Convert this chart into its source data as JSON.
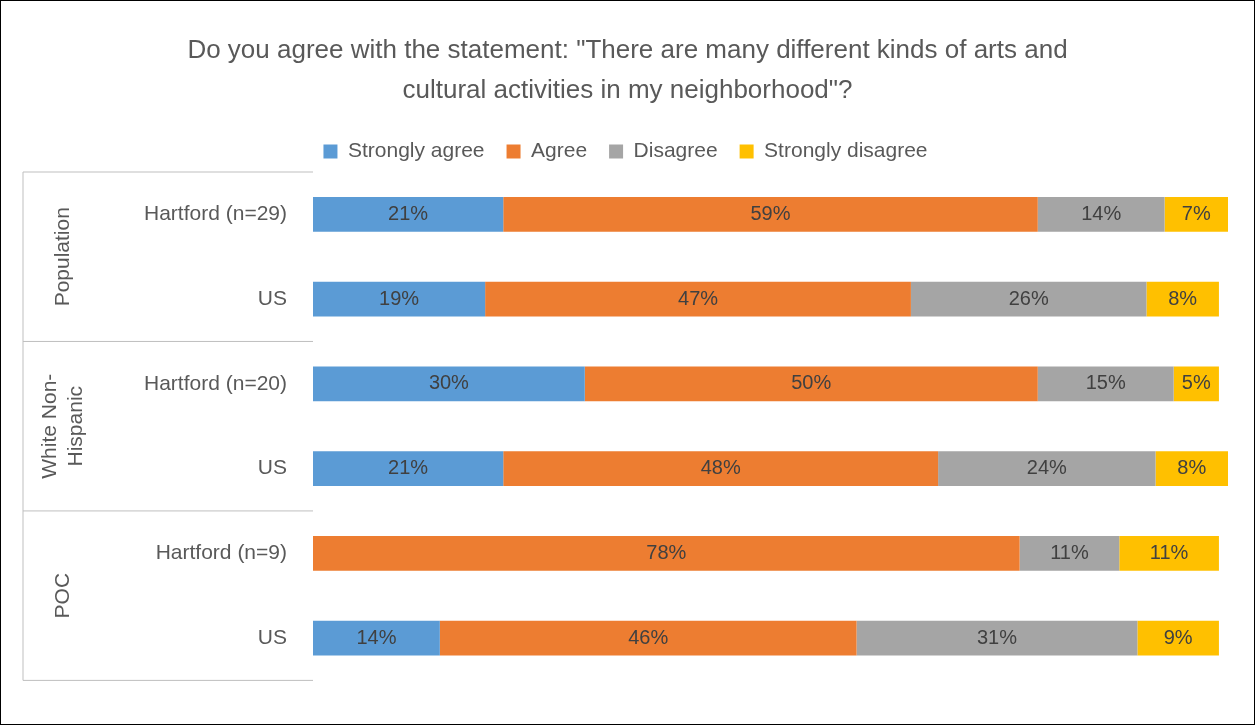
{
  "chart_data": {
    "type": "bar",
    "orientation": "horizontal",
    "stacked": true,
    "title": "Do you agree with the statement: \"There are many different kinds of arts and cultural activities in my neighborhood\"?",
    "categories": [
      "Hartford (n=29)",
      "US",
      "Hartford (n=20)",
      "US",
      "Hartford (n=9)",
      "US"
    ],
    "annotations": [
      "Population",
      "White Non-Hispanic",
      "POC"
    ],
    "xlim": [
      0,
      101
    ],
    "tick_labels": "y",
    "legend": "top",
    "series": [
      {
        "name": "Strongly agree",
        "color": "#5b9bd5",
        "values": [
          21,
          19,
          30,
          21,
          0,
          14
        ],
        "value_labels": [
          "21%",
          "19%",
          "30%",
          "21%",
          null,
          "14%"
        ]
      },
      {
        "name": "Agree",
        "color": "#ed7d31",
        "values": [
          59,
          47,
          50,
          48,
          78,
          46
        ],
        "value_labels": [
          "59%",
          "47%",
          "50%",
          "48%",
          "78%",
          "46%"
        ]
      },
      {
        "name": "Disagree",
        "color": "#a5a5a5",
        "values": [
          14,
          26,
          15,
          24,
          11,
          31
        ],
        "value_labels": [
          "14%",
          "26%",
          "15%",
          "24%",
          "11%",
          "31%"
        ]
      },
      {
        "name": "Strongly disagree",
        "color": "#ffc000",
        "values": [
          7,
          8,
          5,
          8,
          11,
          9
        ],
        "value_labels": [
          "7%",
          "8%",
          "5%",
          "8%",
          "11%",
          "9%"
        ]
      }
    ]
  }
}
───
*Exercise details:* Exclude the pictures and repeat every other part of the records word for word.

*In response:*
Convert this chart into its source data as JSON.
{
  "chart_data": {
    "type": "bar",
    "orientation": "horizontal",
    "stacked": true,
    "title": "Do you agree with the statement: \"There are many different kinds of arts and cultural activities in my neighborhood\"?",
    "categories": [
      "Hartford (n=29)",
      "US",
      "Hartford (n=20)",
      "US",
      "Hartford (n=9)",
      "US"
    ],
    "annotations": [
      "Population",
      "White Non-Hispanic",
      "POC"
    ],
    "xlim": [
      0,
      101
    ],
    "tick_labels": "y",
    "legend": "top",
    "series": [
      {
        "name": "Strongly agree",
        "color": "#5b9bd5",
        "values": [
          21,
          19,
          30,
          21,
          0,
          14
        ],
        "value_labels": [
          "21%",
          "19%",
          "30%",
          "21%",
          null,
          "14%"
        ]
      },
      {
        "name": "Agree",
        "color": "#ed7d31",
        "values": [
          59,
          47,
          50,
          48,
          78,
          46
        ],
        "value_labels": [
          "59%",
          "47%",
          "50%",
          "48%",
          "78%",
          "46%"
        ]
      },
      {
        "name": "Disagree",
        "color": "#a5a5a5",
        "values": [
          14,
          26,
          15,
          24,
          11,
          31
        ],
        "value_labels": [
          "14%",
          "26%",
          "15%",
          "24%",
          "11%",
          "31%"
        ]
      },
      {
        "name": "Strongly disagree",
        "color": "#ffc000",
        "values": [
          7,
          8,
          5,
          8,
          11,
          9
        ],
        "value_labels": [
          "7%",
          "8%",
          "5%",
          "8%",
          "11%",
          "9%"
        ]
      }
    ]
  }
}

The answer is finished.